(PROBLEM): Copy the records below word for word, starting with the line containing "category-label: 1998 — [16, 157, 72, 185]" and ending with the line containing "bar-value-label: 30 — [229, 303, 257, 331]", both of those lines included. Write out only that span.

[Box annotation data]
◇ ◇ ◇ ◇ ◇ ◇ ◇
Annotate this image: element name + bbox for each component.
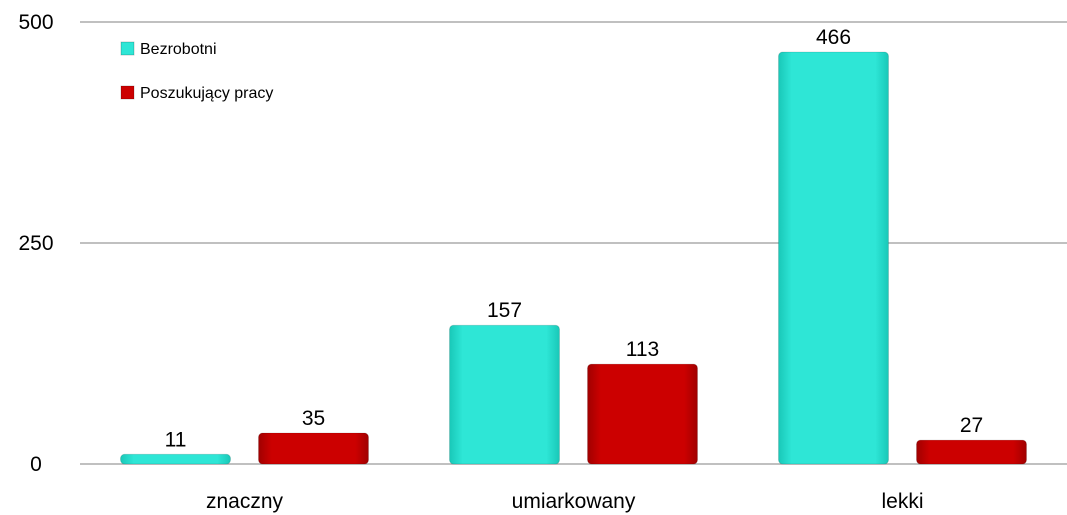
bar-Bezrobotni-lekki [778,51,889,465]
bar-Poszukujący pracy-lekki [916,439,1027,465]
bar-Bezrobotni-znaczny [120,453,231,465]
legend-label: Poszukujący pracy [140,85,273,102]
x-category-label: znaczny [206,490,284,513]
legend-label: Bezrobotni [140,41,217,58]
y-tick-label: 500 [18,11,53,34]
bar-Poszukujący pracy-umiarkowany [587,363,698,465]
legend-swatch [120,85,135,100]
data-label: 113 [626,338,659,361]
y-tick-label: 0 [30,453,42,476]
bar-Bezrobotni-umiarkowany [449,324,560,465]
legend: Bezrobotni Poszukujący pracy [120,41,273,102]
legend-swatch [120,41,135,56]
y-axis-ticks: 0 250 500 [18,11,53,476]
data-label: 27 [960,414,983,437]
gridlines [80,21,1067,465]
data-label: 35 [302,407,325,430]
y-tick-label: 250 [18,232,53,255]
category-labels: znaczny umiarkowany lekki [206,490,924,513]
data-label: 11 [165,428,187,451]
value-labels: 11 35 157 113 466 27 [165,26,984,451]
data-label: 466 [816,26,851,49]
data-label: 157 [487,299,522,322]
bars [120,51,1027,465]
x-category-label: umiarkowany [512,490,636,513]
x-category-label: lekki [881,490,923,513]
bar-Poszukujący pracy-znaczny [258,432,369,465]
◇ ◇ ◇ ◇ ◇ ◇ ◇
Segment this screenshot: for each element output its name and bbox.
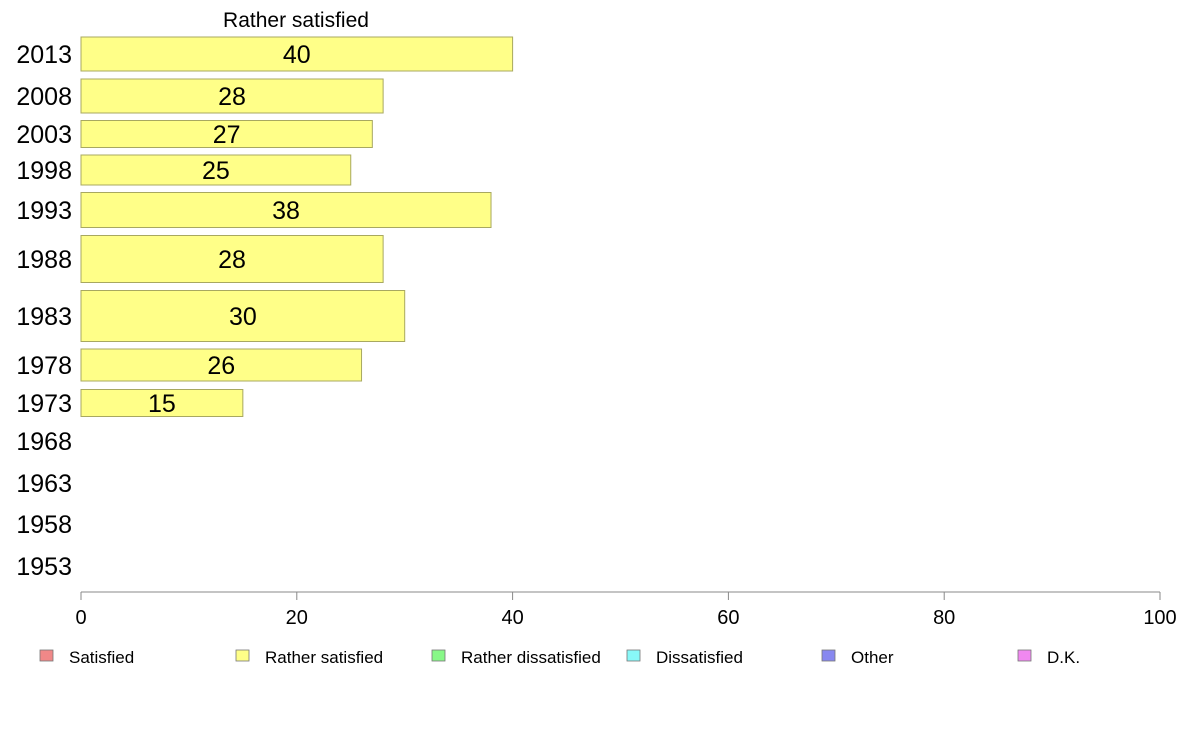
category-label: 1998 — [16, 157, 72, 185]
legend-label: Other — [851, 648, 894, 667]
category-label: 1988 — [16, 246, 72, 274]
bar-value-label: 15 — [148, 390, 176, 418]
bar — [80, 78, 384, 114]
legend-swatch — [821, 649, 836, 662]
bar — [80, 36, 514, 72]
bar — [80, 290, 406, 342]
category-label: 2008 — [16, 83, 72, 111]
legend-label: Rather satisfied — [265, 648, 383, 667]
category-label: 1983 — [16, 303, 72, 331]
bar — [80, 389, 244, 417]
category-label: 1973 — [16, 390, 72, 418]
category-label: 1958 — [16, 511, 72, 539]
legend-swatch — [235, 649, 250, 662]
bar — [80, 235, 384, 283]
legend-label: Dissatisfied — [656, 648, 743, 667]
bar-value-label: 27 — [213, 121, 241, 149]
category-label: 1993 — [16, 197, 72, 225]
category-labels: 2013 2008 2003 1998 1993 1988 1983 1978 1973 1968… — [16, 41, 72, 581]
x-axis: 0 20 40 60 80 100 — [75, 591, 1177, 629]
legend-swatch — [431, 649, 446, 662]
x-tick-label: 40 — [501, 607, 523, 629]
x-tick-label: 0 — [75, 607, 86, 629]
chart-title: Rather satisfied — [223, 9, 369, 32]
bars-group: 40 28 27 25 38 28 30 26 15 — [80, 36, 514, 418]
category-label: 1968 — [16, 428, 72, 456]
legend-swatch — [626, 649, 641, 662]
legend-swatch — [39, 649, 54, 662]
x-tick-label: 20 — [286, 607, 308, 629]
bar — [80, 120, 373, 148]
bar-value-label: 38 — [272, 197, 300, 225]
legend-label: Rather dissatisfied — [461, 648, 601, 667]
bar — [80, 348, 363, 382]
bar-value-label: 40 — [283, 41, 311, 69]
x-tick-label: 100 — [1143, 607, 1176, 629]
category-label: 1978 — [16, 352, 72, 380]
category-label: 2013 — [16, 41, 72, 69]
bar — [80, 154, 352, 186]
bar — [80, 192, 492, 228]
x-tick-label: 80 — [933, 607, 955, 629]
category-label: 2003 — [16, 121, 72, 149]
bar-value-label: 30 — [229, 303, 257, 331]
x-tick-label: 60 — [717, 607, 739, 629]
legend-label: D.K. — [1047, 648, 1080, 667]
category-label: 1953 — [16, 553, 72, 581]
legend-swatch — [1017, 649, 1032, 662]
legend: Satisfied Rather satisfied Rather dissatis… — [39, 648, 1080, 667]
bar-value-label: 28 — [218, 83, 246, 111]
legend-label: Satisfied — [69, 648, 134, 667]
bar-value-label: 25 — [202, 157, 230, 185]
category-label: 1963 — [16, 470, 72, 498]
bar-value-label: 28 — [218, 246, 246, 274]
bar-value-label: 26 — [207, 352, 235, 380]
◇ ◇ ◇ ◇ ◇ ◇ ◇
(FULL OUTPUT):
category-label: 1998 — [16, 157, 72, 185]
legend-label: Other — [851, 648, 894, 667]
category-label: 1988 — [16, 246, 72, 274]
bar-value-label: 15 — [148, 390, 176, 418]
bar — [80, 78, 384, 114]
legend-swatch — [821, 649, 836, 662]
bar — [80, 36, 514, 72]
bar — [80, 290, 406, 342]
category-label: 2008 — [16, 83, 72, 111]
legend-label: Rather satisfied — [265, 648, 383, 667]
category-label: 1983 — [16, 303, 72, 331]
bar — [80, 389, 244, 417]
category-label: 1973 — [16, 390, 72, 418]
category-label: 1958 — [16, 511, 72, 539]
legend-swatch — [235, 649, 250, 662]
bar — [80, 235, 384, 283]
legend-label: Dissatisfied — [656, 648, 743, 667]
bar-value-label: 27 — [213, 121, 241, 149]
category-label: 1993 — [16, 197, 72, 225]
category-labels: 2013 2008 2003 1998 1993 1988 1983 1978 1973 1968… — [16, 41, 72, 581]
x-axis: 0 20 40 60 80 100 — [75, 591, 1177, 629]
legend-swatch — [431, 649, 446, 662]
x-tick-label: 40 — [501, 607, 523, 629]
x-tick-label: 0 — [75, 607, 86, 629]
chart-title: Rather satisfied — [223, 9, 369, 32]
bars-group: 40 28 27 25 38 28 30 26 15 — [80, 36, 514, 418]
category-label: 1968 — [16, 428, 72, 456]
legend-swatch — [626, 649, 641, 662]
legend-swatch — [39, 649, 54, 662]
x-tick-label: 20 — [286, 607, 308, 629]
bar — [80, 120, 373, 148]
bar-value-label: 38 — [272, 197, 300, 225]
legend-label: Rather dissatisfied — [461, 648, 601, 667]
bar — [80, 348, 363, 382]
bar-value-label: 40 — [283, 41, 311, 69]
x-tick-label: 100 — [1143, 607, 1176, 629]
category-label: 1978 — [16, 352, 72, 380]
category-label: 2013 — [16, 41, 72, 69]
bar — [80, 154, 352, 186]
bar — [80, 192, 492, 228]
x-tick-label: 80 — [933, 607, 955, 629]
category-label: 2003 — [16, 121, 72, 149]
bar-value-label: 30 — [229, 303, 257, 331]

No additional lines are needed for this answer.